Exercise directions
Copy out every line that contains the word "this".

:: Records to process ::

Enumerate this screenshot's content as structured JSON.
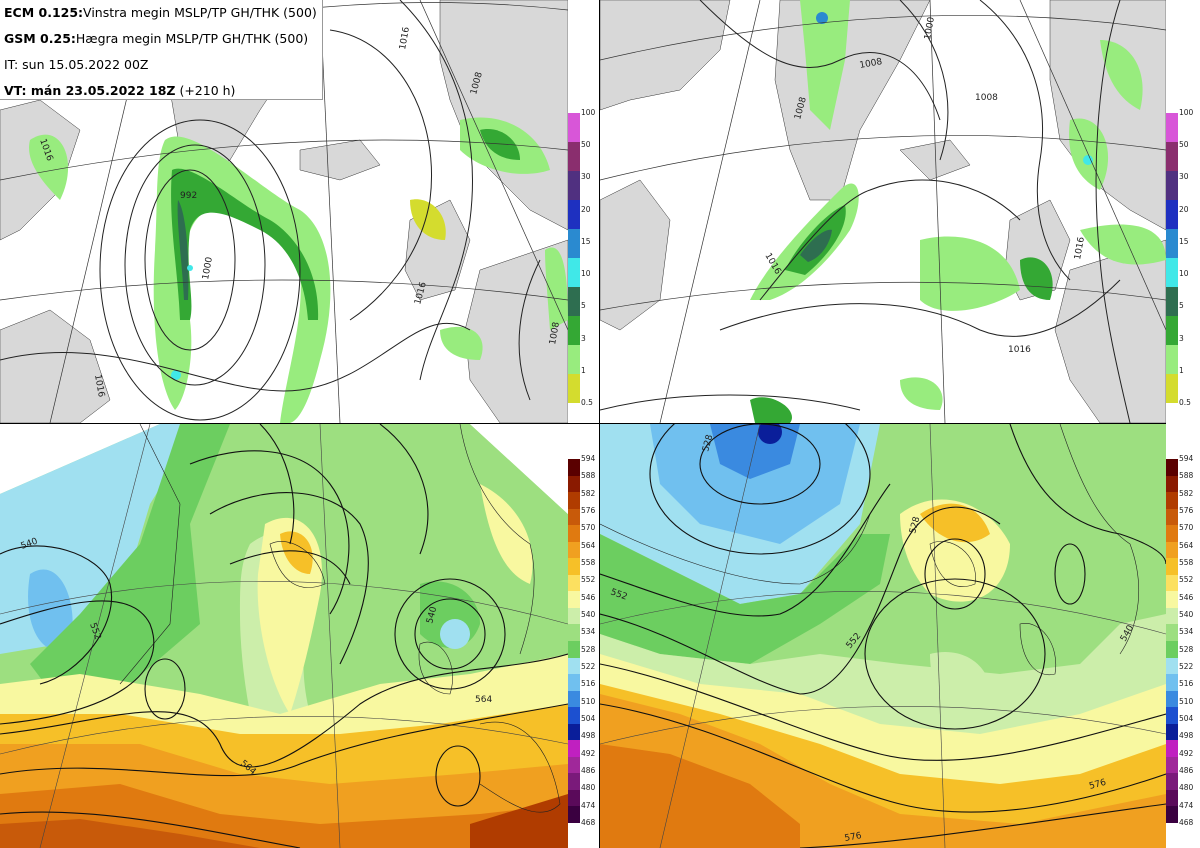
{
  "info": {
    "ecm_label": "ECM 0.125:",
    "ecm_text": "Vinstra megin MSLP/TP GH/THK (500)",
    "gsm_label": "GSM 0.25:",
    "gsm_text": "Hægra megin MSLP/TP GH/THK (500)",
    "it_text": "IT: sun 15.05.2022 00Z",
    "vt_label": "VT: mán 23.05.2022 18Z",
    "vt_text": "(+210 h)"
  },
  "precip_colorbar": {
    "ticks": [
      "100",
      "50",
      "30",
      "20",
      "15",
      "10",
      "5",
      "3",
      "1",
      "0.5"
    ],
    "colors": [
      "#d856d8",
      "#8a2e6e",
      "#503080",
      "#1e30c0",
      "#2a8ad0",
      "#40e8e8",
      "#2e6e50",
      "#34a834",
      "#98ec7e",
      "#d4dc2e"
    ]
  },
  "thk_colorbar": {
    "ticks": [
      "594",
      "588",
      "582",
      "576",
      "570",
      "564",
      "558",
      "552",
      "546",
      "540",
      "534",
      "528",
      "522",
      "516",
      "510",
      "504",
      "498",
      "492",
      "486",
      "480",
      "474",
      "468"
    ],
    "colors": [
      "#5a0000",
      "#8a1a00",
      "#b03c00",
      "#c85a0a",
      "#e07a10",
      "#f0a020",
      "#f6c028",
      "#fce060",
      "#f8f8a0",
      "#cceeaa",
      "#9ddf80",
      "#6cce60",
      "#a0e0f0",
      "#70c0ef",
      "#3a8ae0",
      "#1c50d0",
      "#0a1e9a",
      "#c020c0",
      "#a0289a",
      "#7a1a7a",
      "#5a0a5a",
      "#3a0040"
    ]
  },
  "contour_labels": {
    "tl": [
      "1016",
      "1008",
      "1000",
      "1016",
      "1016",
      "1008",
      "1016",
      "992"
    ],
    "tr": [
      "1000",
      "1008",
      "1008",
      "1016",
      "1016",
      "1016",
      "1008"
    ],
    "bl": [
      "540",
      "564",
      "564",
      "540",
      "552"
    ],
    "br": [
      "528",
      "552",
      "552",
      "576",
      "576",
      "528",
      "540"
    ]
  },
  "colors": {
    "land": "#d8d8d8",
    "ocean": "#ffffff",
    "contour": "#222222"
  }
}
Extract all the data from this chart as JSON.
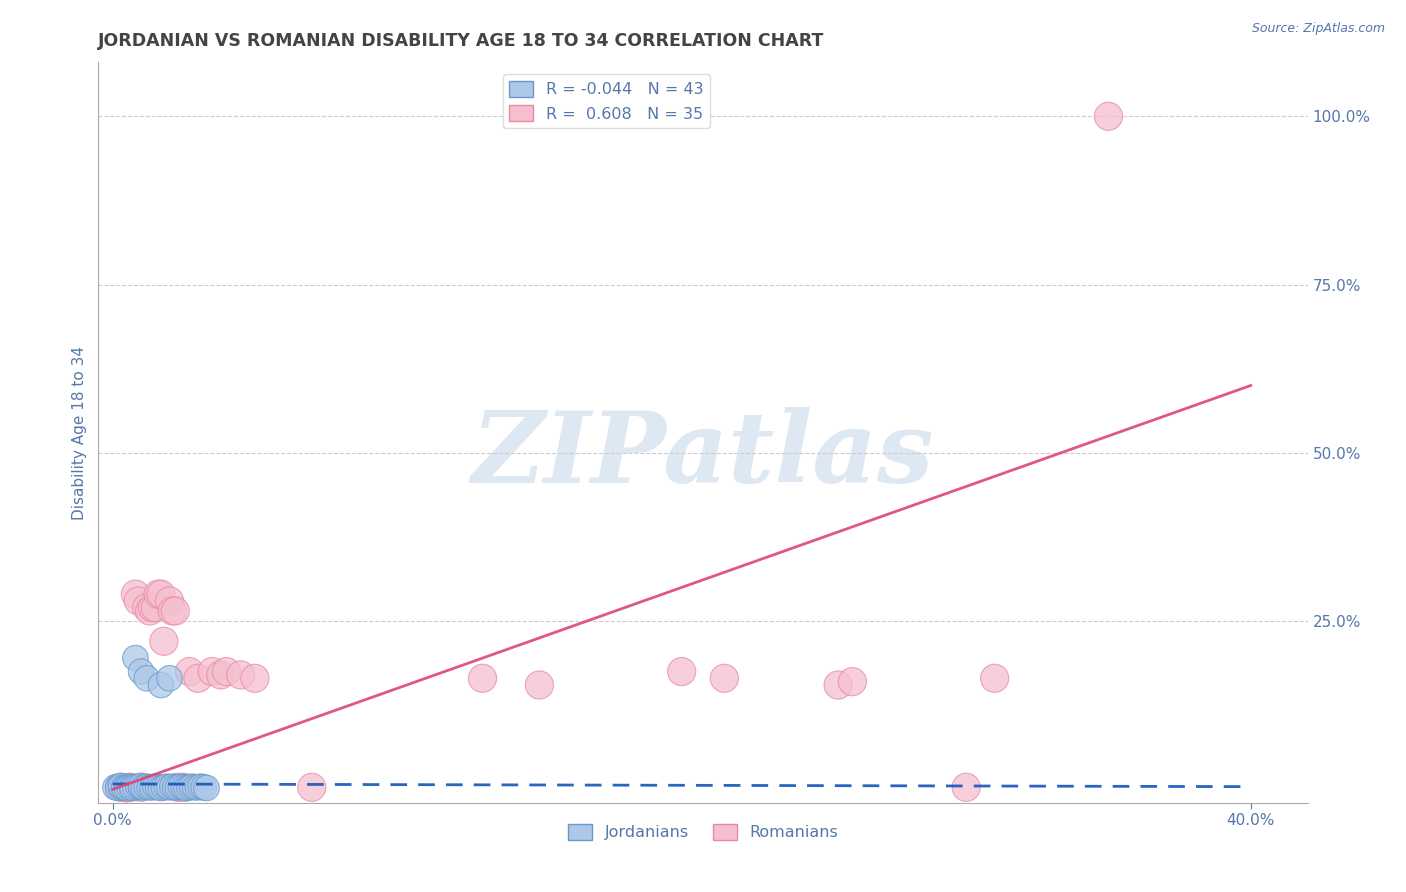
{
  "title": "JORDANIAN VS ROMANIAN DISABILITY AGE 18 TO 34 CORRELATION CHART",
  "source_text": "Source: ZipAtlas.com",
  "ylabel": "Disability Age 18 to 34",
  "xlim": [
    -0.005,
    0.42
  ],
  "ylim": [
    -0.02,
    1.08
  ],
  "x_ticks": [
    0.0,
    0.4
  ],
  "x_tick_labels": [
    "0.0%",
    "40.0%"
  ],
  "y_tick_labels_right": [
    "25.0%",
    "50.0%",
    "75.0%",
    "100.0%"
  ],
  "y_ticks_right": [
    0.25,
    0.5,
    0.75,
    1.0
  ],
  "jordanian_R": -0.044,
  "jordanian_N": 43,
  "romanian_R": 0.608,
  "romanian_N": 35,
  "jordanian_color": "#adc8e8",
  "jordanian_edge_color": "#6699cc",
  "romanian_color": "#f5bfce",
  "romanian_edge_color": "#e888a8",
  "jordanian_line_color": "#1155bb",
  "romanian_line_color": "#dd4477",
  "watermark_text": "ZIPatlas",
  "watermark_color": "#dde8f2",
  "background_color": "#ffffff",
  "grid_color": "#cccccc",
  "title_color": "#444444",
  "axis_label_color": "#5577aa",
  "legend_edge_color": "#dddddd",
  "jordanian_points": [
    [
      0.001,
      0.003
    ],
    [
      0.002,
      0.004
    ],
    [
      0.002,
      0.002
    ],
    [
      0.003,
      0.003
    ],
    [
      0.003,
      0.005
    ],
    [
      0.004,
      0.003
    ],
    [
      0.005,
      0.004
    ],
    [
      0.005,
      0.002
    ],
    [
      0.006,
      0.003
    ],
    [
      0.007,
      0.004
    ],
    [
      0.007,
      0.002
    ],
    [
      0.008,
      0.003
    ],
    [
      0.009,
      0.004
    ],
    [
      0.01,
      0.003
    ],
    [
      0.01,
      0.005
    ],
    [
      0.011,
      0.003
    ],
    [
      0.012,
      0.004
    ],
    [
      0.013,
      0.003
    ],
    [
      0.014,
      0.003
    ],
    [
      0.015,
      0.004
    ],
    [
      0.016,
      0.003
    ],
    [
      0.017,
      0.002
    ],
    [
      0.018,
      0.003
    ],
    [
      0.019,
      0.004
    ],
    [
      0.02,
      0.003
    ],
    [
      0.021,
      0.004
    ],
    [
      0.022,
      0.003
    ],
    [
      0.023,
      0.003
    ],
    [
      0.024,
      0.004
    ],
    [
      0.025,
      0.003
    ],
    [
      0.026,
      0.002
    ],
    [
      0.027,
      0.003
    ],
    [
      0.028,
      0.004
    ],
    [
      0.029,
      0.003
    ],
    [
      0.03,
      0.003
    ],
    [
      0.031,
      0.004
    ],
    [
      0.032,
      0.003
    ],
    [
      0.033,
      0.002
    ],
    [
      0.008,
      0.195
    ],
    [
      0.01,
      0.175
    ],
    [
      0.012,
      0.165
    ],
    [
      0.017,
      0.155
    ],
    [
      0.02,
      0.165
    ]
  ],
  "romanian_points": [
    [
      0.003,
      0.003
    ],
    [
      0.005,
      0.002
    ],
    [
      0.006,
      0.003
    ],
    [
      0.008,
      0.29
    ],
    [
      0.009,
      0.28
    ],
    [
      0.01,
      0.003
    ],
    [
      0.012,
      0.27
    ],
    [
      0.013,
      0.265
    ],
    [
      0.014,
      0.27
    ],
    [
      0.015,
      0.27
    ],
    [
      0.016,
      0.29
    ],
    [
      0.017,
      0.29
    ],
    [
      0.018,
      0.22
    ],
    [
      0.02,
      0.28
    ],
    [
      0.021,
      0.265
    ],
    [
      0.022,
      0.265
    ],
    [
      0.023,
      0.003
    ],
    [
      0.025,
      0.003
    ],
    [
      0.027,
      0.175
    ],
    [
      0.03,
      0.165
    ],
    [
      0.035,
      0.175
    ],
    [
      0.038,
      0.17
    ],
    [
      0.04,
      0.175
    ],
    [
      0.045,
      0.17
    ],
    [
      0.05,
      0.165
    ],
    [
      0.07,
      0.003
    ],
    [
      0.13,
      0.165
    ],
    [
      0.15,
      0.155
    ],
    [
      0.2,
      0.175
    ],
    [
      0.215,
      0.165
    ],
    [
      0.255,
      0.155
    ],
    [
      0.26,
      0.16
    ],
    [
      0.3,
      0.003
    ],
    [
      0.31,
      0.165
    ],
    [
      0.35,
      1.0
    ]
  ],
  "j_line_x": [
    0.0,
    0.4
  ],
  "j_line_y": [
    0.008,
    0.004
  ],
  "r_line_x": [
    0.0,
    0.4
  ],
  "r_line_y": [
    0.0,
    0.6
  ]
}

:::
:: Records to process ::

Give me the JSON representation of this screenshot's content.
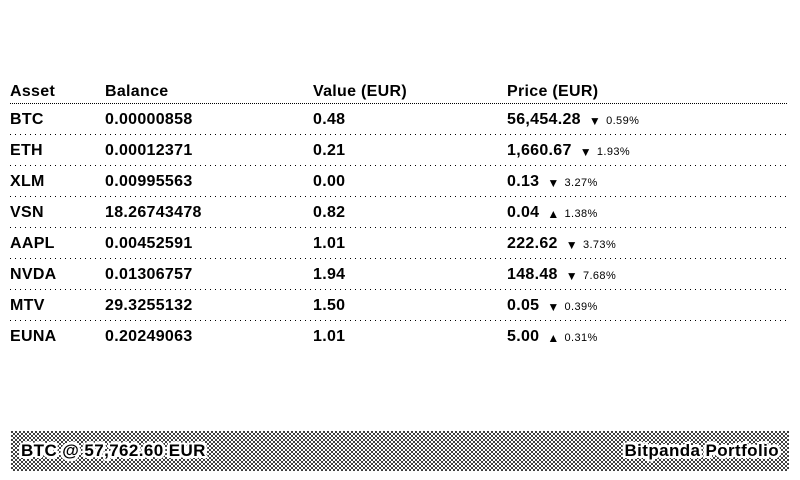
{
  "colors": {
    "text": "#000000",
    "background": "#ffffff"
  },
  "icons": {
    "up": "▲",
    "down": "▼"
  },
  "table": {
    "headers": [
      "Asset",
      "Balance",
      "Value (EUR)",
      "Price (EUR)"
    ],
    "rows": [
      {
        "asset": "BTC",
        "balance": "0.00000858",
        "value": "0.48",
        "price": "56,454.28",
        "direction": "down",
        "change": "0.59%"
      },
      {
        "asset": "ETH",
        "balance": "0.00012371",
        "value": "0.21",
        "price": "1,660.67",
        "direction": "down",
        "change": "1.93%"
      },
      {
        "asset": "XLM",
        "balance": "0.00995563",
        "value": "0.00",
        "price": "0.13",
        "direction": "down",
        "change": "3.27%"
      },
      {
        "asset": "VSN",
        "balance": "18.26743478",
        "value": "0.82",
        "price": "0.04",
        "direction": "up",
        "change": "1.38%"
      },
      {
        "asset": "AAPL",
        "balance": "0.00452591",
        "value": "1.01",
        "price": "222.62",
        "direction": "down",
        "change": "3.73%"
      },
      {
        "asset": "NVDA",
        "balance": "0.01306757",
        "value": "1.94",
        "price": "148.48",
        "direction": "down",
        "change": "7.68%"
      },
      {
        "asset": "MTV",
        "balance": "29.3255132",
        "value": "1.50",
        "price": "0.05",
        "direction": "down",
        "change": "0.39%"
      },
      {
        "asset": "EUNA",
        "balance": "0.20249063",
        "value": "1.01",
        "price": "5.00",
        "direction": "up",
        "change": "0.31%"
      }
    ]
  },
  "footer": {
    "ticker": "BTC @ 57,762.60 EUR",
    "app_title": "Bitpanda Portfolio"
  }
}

:::

Final result
Enumerate this screenshot's content as structured JSON.
Extract all the data from this chart as JSON.
Give me the JSON representation of this screenshot's content.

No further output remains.